Problem statement. Pictures in the data below are not part of the copy; transcribe everything else exactly.
○ ○ ○ ○
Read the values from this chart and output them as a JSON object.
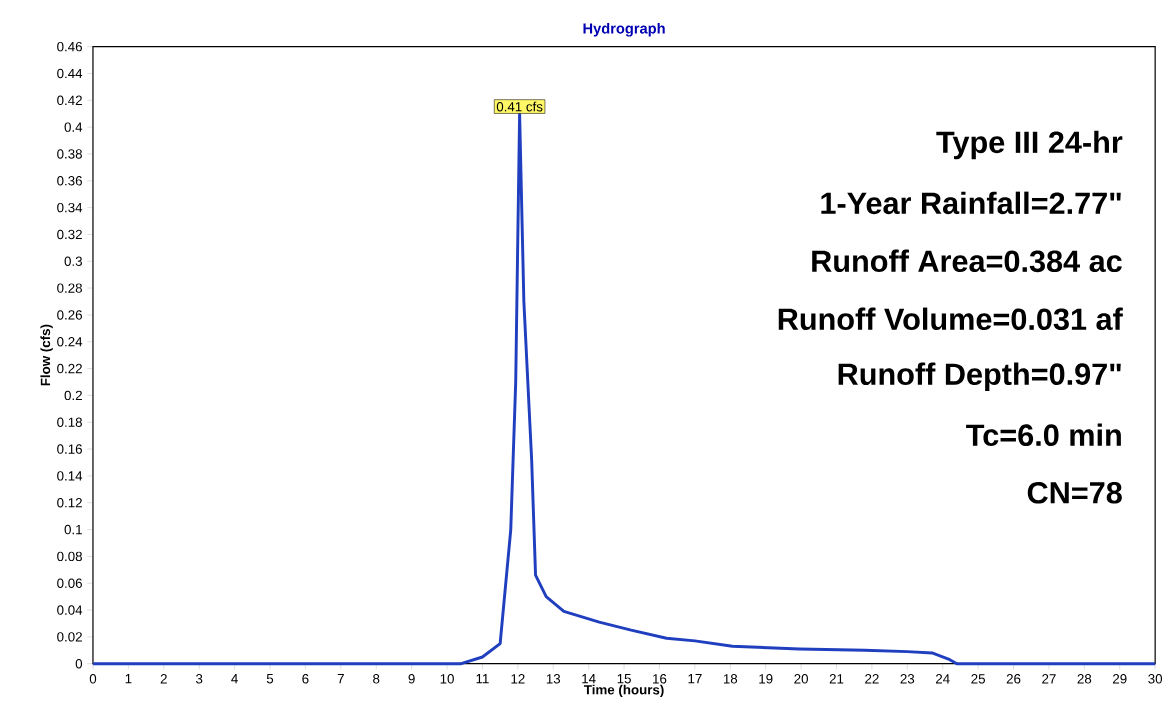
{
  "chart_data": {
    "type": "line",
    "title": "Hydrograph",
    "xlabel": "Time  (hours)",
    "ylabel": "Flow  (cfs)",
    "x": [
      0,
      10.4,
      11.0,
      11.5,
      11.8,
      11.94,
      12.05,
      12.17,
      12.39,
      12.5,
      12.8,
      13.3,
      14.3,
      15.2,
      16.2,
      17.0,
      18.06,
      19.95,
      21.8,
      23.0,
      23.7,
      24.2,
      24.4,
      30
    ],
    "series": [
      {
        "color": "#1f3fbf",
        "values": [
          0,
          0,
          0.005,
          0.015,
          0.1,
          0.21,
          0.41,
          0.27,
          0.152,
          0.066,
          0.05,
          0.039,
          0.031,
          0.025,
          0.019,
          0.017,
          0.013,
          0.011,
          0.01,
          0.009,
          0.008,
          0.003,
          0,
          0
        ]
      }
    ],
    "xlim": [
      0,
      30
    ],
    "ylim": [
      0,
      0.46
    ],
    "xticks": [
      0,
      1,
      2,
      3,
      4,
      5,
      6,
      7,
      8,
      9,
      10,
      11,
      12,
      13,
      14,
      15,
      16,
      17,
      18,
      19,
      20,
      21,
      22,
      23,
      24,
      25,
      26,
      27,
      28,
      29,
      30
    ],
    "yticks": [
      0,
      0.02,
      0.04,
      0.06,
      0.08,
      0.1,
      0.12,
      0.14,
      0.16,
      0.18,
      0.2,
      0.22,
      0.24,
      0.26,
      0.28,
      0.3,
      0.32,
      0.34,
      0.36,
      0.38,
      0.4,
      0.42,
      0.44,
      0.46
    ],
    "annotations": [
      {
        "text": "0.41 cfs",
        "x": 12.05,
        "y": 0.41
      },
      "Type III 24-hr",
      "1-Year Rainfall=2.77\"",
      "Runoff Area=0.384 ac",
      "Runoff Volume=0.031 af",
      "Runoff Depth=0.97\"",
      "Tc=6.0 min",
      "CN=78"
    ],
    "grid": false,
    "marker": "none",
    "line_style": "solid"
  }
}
○ ○ ○ ○
Solution to this problem.
Read the values from this chart and output them as a JSON object.
{
  "chart_data": {
    "type": "line",
    "title": "Hydrograph",
    "xlabel": "Time  (hours)",
    "ylabel": "Flow  (cfs)",
    "x": [
      0,
      10.4,
      11.0,
      11.5,
      11.8,
      11.94,
      12.05,
      12.17,
      12.39,
      12.5,
      12.8,
      13.3,
      14.3,
      15.2,
      16.2,
      17.0,
      18.06,
      19.95,
      21.8,
      23.0,
      23.7,
      24.2,
      24.4,
      30
    ],
    "series": [
      {
        "color": "#1f3fbf",
        "values": [
          0,
          0,
          0.005,
          0.015,
          0.1,
          0.21,
          0.41,
          0.27,
          0.152,
          0.066,
          0.05,
          0.039,
          0.031,
          0.025,
          0.019,
          0.017,
          0.013,
          0.011,
          0.01,
          0.009,
          0.008,
          0.003,
          0,
          0
        ]
      }
    ],
    "xlim": [
      0,
      30
    ],
    "ylim": [
      0,
      0.46
    ],
    "xticks": [
      0,
      1,
      2,
      3,
      4,
      5,
      6,
      7,
      8,
      9,
      10,
      11,
      12,
      13,
      14,
      15,
      16,
      17,
      18,
      19,
      20,
      21,
      22,
      23,
      24,
      25,
      26,
      27,
      28,
      29,
      30
    ],
    "yticks": [
      0,
      0.02,
      0.04,
      0.06,
      0.08,
      0.1,
      0.12,
      0.14,
      0.16,
      0.18,
      0.2,
      0.22,
      0.24,
      0.26,
      0.28,
      0.3,
      0.32,
      0.34,
      0.36,
      0.38,
      0.4,
      0.42,
      0.44,
      0.46
    ],
    "annotations": [
      {
        "text": "0.41 cfs",
        "x": 12.05,
        "y": 0.41
      },
      "Type III 24-hr",
      "1-Year Rainfall=2.77\"",
      "Runoff Area=0.384 ac",
      "Runoff Volume=0.031 af",
      "Runoff Depth=0.97\"",
      "Tc=6.0 min",
      "CN=78"
    ],
    "grid": false,
    "marker": "none",
    "line_style": "solid"
  }
}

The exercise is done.